MATERIAL:
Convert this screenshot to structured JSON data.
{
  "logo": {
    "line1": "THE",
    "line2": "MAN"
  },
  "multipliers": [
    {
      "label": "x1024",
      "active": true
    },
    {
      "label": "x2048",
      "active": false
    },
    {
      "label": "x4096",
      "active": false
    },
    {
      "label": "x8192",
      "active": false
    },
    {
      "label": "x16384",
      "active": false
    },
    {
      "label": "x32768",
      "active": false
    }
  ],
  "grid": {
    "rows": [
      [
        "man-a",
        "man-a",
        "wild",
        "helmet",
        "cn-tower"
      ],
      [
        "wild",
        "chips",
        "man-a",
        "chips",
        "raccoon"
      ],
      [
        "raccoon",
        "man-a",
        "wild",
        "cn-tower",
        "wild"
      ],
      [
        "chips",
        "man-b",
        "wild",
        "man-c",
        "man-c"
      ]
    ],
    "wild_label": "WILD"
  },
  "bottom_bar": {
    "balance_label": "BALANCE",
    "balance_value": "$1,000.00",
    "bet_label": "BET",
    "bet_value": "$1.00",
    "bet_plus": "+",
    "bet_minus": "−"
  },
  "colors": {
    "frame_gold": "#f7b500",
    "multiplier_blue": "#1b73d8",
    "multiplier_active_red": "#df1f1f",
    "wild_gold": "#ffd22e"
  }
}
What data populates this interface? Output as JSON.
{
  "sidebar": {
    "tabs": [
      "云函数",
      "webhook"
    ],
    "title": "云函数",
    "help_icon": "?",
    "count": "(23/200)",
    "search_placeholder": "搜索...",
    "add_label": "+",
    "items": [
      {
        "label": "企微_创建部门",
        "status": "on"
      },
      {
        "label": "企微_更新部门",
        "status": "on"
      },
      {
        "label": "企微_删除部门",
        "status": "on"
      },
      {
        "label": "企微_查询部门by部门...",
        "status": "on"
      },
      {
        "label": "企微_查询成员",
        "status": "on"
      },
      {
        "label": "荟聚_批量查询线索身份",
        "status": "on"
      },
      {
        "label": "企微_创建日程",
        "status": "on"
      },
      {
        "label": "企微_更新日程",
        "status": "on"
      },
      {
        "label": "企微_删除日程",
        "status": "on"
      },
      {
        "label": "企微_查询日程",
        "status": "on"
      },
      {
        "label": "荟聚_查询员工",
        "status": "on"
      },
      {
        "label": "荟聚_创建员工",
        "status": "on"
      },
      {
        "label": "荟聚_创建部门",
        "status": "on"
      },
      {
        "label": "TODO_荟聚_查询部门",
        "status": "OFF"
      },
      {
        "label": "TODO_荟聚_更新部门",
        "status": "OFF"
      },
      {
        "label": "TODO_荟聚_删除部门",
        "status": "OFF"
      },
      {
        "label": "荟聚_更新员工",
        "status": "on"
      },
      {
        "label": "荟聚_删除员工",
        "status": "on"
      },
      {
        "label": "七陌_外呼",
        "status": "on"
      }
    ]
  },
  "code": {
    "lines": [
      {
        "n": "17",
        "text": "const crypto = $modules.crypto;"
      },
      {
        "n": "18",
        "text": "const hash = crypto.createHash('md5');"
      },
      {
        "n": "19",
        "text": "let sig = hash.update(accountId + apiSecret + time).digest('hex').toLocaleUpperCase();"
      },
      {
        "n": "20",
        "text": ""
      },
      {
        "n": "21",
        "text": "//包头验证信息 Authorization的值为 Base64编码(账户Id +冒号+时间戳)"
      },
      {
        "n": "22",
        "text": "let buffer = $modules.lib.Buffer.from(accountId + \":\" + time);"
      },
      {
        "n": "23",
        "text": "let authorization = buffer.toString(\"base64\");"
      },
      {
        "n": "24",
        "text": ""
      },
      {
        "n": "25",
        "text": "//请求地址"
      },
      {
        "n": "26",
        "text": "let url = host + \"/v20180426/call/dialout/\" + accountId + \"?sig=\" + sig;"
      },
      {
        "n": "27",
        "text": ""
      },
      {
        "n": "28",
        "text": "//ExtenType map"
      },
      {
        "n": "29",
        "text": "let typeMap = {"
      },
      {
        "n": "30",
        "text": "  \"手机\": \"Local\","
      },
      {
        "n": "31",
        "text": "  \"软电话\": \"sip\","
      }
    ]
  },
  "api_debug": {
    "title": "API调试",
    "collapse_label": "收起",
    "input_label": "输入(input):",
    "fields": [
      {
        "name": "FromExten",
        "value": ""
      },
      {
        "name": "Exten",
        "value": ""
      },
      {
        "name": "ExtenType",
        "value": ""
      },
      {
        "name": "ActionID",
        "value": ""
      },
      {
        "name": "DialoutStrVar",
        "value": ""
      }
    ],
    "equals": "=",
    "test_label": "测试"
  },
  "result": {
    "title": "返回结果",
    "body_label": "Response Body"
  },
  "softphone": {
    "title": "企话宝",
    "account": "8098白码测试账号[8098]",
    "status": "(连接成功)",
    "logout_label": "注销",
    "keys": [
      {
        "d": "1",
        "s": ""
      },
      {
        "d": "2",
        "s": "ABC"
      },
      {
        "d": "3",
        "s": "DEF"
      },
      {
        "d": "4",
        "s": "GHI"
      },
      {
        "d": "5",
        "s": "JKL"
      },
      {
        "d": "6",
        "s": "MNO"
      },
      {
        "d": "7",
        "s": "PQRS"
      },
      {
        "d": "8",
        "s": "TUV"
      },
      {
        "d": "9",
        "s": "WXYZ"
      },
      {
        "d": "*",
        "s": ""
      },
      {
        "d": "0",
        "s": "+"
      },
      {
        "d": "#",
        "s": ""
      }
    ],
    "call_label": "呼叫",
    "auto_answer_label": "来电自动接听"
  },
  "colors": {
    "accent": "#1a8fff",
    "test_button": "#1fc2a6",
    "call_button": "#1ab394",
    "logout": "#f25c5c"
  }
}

TASK DIRECTIONS: Using the listing above, reproduce each line without omission.

RESPONSE:
Convert this screenshot to structured JSON data.
{
  "logo": {
    "line1": "THE",
    "line2": "MAN"
  },
  "multipliers": [
    {
      "label": "x1024",
      "active": true
    },
    {
      "label": "x2048",
      "active": false
    },
    {
      "label": "x4096",
      "active": false
    },
    {
      "label": "x8192",
      "active": false
    },
    {
      "label": "x16384",
      "active": false
    },
    {
      "label": "x32768",
      "active": false
    }
  ],
  "grid": {
    "rows": [
      [
        "man-a",
        "man-a",
        "wild",
        "helmet",
        "cn-tower"
      ],
      [
        "wild",
        "chips",
        "man-a",
        "chips",
        "raccoon"
      ],
      [
        "raccoon",
        "man-a",
        "wild",
        "cn-tower",
        "wild"
      ],
      [
        "chips",
        "man-b",
        "wild",
        "man-c",
        "man-c"
      ]
    ],
    "wild_label": "WILD"
  },
  "bottom_bar": {
    "balance_label": "BALANCE",
    "balance_value": "$1,000.00",
    "bet_label": "BET",
    "bet_value": "$1.00",
    "bet_plus": "+",
    "bet_minus": "−"
  },
  "colors": {
    "frame_gold": "#f7b500",
    "multiplier_blue": "#1b73d8",
    "multiplier_active_red": "#df1f1f",
    "wild_gold": "#ffd22e"
  }
}
What data populates this interface? Output as JSON.
{
  "sidebar": {
    "tabs": [
      "云函数",
      "webhook"
    ],
    "title": "云函数",
    "help_icon": "?",
    "count": "(23/200)",
    "search_placeholder": "搜索...",
    "add_label": "+",
    "items": [
      {
        "label": "企微_创建部门",
        "status": "on"
      },
      {
        "label": "企微_更新部门",
        "status": "on"
      },
      {
        "label": "企微_删除部门",
        "status": "on"
      },
      {
        "label": "企微_查询部门by部门...",
        "status": "on"
      },
      {
        "label": "企微_查询成员",
        "status": "on"
      },
      {
        "label": "荟聚_批量查询线索身份",
        "status": "on"
      },
      {
        "label": "企微_创建日程",
        "status": "on"
      },
      {
        "label": "企微_更新日程",
        "status": "on"
      },
      {
        "label": "企微_删除日程",
        "status": "on"
      },
      {
        "label": "企微_查询日程",
        "status": "on"
      },
      {
        "label": "荟聚_查询员工",
        "status": "on"
      },
      {
        "label": "荟聚_创建员工",
        "status": "on"
      },
      {
        "label": "荟聚_创建部门",
        "status": "on"
      },
      {
        "label": "TODO_荟聚_查询部门",
        "status": "OFF"
      },
      {
        "label": "TODO_荟聚_更新部门",
        "status": "OFF"
      },
      {
        "label": "TODO_荟聚_删除部门",
        "status": "OFF"
      },
      {
        "label": "荟聚_更新员工",
        "status": "on"
      },
      {
        "label": "荟聚_删除员工",
        "status": "on"
      },
      {
        "label": "七陌_外呼",
        "status": "on"
      }
    ]
  },
  "code": {
    "lines": [
      {
        "n": "17",
        "text": "const crypto = $modules.crypto;"
      },
      {
        "n": "18",
        "text": "const hash = crypto.createHash('md5');"
      },
      {
        "n": "19",
        "text": "let sig = hash.update(accountId + apiSecret + time).digest('hex').toLocaleUpperCase();"
      },
      {
        "n": "20",
        "text": ""
      },
      {
        "n": "21",
        "text": "//包头验证信息 Authorization的值为 Base64编码(账户Id +冒号+时间戳)"
      },
      {
        "n": "22",
        "text": "let buffer = $modules.lib.Buffer.from(accountId + \":\" + time);"
      },
      {
        "n": "23",
        "text": "let authorization = buffer.toString(\"base64\");"
      },
      {
        "n": "24",
        "text": ""
      },
      {
        "n": "25",
        "text": "//请求地址"
      },
      {
        "n": "26",
        "text": "let url = host + \"/v20180426/call/dialout/\" + accountId + \"?sig=\" + sig;"
      },
      {
        "n": "27",
        "text": ""
      },
      {
        "n": "28",
        "text": "//ExtenType map"
      },
      {
        "n": "29",
        "text": "let typeMap = {"
      },
      {
        "n": "30",
        "text": "  \"手机\": \"Local\","
      },
      {
        "n": "31",
        "text": "  \"软电话\": \"sip\","
      }
    ]
  },
  "api_debug": {
    "title": "API调试",
    "collapse_label": "收起",
    "input_label": "输入(input):",
    "fields": [
      {
        "name": "FromExten",
        "value": ""
      },
      {
        "name": "Exten",
        "value": ""
      },
      {
        "name": "ExtenType",
        "value": ""
      },
      {
        "name": "ActionID",
        "value": ""
      },
      {
        "name": "DialoutStrVar",
        "value": ""
      }
    ],
    "equals": "=",
    "test_label": "测试"
  },
  "result": {
    "title": "返回结果",
    "body_label": "Response Body"
  },
  "softphone": {
    "title": "企话宝",
    "account": "8098白码测试账号[8098]",
    "status": "(连接成功)",
    "logout_label": "注销",
    "keys": [
      {
        "d": "1",
        "s": ""
      },
      {
        "d": "2",
        "s": "ABC"
      },
      {
        "d": "3",
        "s": "DEF"
      },
      {
        "d": "4",
        "s": "GHI"
      },
      {
        "d": "5",
        "s": "JKL"
      },
      {
        "d": "6",
        "s": "MNO"
      },
      {
        "d": "7",
        "s": "PQRS"
      },
      {
        "d": "8",
        "s": "TUV"
      },
      {
        "d": "9",
        "s": "WXYZ"
      },
      {
        "d": "*",
        "s": ""
      },
      {
        "d": "0",
        "s": "+"
      },
      {
        "d": "#",
        "s": ""
      }
    ],
    "call_label": "呼叫",
    "auto_answer_label": "来电自动接听"
  },
  "colors": {
    "accent": "#1a8fff",
    "test_button": "#1fc2a6",
    "call_button": "#1ab394",
    "logout": "#f25c5c"
  }
}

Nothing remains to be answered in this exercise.